Each line holding the word "heat" counts once; give the total and nothing more.
== Supplied records ==
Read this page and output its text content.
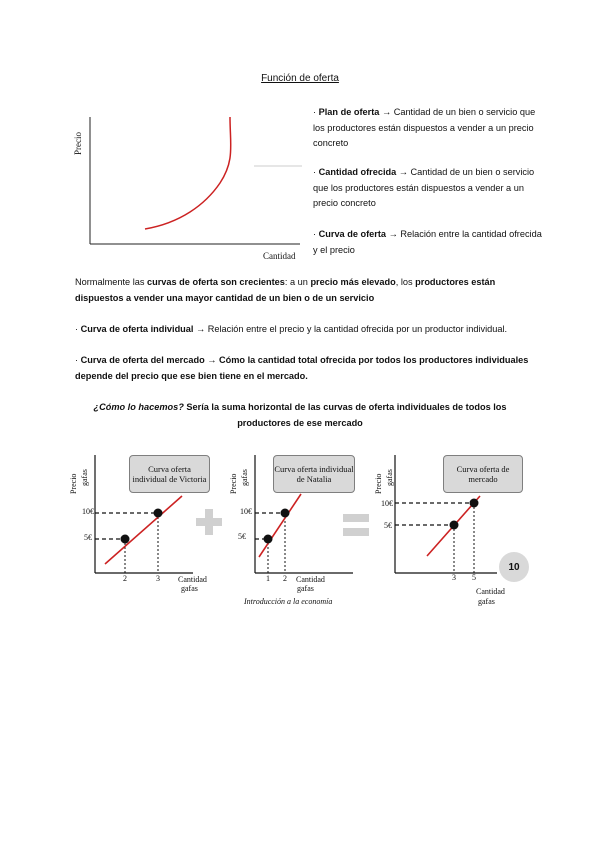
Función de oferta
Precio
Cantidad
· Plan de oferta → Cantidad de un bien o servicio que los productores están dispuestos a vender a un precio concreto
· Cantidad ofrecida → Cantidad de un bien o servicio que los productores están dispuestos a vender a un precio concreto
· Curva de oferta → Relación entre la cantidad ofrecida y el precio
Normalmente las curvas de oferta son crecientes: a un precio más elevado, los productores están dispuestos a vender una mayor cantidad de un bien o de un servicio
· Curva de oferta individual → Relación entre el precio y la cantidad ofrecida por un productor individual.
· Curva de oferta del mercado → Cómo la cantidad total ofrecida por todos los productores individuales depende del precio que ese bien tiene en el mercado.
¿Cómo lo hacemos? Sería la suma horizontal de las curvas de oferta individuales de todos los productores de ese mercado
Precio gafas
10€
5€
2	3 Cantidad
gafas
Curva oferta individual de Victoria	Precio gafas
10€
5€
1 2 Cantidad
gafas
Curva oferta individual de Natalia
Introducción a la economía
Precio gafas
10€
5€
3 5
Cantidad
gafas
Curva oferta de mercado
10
===
== Supplied records ==
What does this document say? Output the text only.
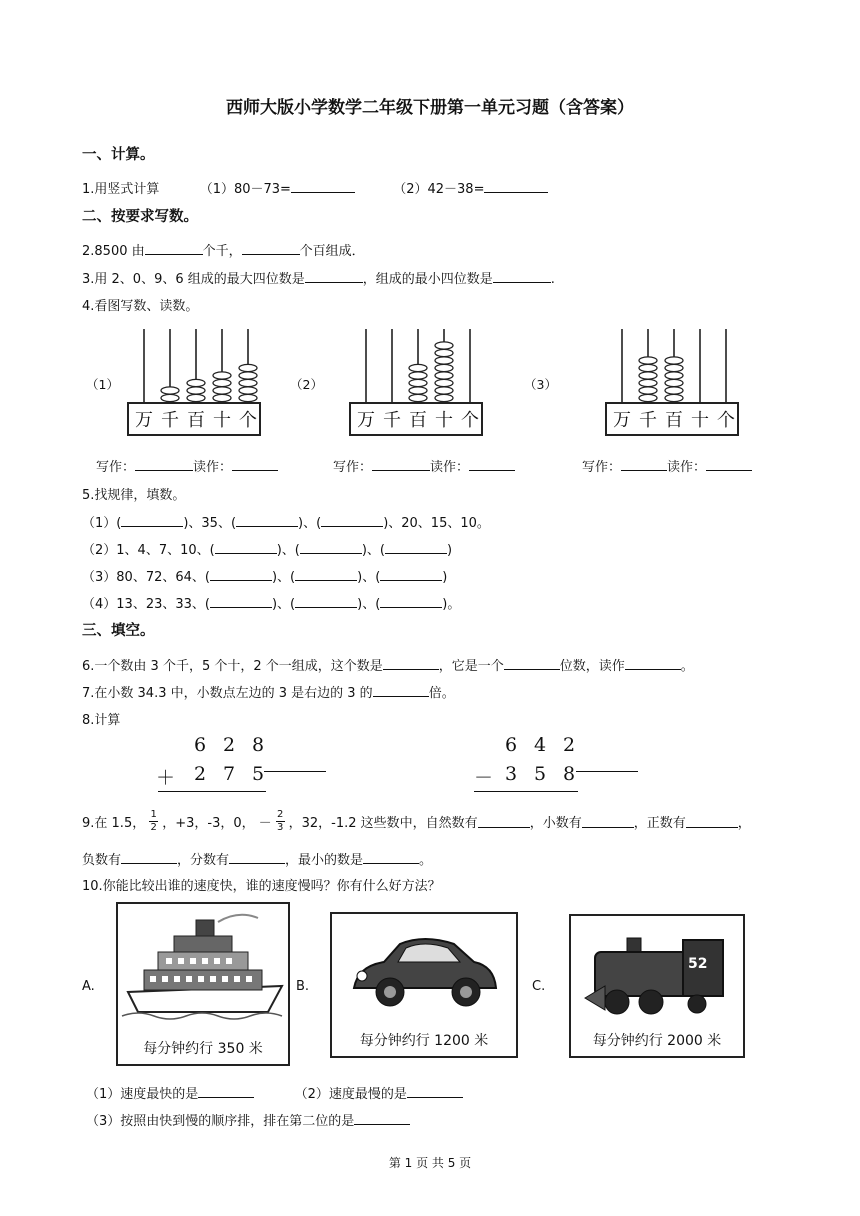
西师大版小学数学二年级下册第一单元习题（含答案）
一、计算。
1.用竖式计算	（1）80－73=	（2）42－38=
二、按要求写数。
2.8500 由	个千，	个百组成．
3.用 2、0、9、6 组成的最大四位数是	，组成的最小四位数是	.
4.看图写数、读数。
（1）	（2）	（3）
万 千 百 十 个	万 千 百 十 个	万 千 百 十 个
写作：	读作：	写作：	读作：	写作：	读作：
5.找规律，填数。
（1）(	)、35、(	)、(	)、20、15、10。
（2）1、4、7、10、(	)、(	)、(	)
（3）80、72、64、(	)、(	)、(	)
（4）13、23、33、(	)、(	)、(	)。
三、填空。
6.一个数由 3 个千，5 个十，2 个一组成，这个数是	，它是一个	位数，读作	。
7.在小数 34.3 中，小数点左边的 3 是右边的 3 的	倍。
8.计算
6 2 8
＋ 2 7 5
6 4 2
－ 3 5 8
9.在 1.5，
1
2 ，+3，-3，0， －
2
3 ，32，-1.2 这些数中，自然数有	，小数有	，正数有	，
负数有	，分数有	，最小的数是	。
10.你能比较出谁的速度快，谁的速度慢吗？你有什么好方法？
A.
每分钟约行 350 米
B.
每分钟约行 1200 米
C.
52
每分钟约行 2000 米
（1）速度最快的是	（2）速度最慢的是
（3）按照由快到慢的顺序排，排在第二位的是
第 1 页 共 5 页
===
== Supplied records ==
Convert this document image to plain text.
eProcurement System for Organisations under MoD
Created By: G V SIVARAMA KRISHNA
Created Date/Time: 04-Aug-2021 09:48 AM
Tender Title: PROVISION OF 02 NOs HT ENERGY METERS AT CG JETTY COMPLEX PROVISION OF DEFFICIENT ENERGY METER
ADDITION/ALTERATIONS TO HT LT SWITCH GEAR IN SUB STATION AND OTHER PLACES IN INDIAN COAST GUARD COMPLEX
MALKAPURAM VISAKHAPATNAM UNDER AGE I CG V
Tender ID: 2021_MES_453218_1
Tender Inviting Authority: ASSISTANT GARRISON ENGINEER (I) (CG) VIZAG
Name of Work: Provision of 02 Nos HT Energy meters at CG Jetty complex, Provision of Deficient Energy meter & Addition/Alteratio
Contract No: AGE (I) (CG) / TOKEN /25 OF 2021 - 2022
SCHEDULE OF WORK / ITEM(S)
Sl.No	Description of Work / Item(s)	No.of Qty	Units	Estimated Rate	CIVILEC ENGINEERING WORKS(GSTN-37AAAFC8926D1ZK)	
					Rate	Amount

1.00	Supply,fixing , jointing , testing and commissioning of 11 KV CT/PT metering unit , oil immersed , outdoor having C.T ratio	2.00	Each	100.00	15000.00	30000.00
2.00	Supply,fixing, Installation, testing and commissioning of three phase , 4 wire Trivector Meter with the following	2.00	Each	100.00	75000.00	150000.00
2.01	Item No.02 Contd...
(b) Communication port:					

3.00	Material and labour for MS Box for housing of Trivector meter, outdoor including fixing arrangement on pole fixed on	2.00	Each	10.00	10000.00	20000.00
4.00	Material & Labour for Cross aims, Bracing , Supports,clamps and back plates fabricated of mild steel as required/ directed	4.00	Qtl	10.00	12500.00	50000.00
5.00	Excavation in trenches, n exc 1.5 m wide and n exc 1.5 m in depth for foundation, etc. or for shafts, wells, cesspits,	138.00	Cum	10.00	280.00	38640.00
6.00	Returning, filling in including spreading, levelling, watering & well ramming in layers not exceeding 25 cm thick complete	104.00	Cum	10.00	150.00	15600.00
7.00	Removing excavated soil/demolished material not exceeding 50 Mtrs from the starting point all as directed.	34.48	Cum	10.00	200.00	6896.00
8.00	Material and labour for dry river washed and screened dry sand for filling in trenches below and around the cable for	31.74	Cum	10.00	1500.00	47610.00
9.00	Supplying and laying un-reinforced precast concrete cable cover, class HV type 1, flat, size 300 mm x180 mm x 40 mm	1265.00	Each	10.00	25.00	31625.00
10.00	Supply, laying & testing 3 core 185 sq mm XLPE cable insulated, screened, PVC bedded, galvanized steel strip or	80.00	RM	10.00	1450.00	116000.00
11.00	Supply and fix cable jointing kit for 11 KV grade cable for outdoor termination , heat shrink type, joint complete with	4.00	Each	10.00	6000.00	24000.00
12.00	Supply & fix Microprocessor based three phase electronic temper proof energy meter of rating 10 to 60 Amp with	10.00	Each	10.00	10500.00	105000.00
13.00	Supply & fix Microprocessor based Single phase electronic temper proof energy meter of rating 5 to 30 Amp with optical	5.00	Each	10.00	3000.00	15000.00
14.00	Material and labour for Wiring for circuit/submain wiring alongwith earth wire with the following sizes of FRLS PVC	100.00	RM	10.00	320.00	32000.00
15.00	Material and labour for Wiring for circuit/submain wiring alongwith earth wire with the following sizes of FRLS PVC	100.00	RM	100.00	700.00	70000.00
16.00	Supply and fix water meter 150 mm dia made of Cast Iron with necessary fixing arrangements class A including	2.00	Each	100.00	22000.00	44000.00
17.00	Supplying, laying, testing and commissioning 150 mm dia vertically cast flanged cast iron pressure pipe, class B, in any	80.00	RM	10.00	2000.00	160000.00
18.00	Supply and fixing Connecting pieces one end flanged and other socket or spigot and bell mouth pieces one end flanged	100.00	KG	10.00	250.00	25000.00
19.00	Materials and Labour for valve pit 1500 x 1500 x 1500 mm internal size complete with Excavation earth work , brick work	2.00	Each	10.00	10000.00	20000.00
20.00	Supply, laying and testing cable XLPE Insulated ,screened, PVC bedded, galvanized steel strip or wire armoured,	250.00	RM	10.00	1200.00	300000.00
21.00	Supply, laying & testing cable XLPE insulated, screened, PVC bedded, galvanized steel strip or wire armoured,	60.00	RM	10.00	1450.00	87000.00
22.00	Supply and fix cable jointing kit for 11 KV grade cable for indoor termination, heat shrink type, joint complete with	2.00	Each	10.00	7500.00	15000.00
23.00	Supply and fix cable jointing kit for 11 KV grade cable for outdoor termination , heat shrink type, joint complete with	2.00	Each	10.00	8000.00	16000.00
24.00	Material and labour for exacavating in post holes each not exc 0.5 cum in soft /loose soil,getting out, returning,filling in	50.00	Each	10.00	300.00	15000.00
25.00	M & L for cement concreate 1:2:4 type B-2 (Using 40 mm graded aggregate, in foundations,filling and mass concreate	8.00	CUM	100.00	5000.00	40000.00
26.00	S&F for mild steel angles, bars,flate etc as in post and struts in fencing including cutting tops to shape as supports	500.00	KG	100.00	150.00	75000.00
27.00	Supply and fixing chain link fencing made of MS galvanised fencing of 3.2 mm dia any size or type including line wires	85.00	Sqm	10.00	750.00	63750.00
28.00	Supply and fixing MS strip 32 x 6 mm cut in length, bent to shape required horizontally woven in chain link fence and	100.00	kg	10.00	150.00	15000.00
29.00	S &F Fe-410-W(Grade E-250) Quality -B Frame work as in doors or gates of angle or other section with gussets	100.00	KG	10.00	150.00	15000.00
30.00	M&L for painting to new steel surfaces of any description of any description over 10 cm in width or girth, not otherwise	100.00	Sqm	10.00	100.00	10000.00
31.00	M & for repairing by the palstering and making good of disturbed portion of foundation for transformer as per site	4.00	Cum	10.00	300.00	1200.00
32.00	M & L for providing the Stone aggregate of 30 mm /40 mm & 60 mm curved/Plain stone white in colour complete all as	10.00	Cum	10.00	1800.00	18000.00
===
Task answer: 3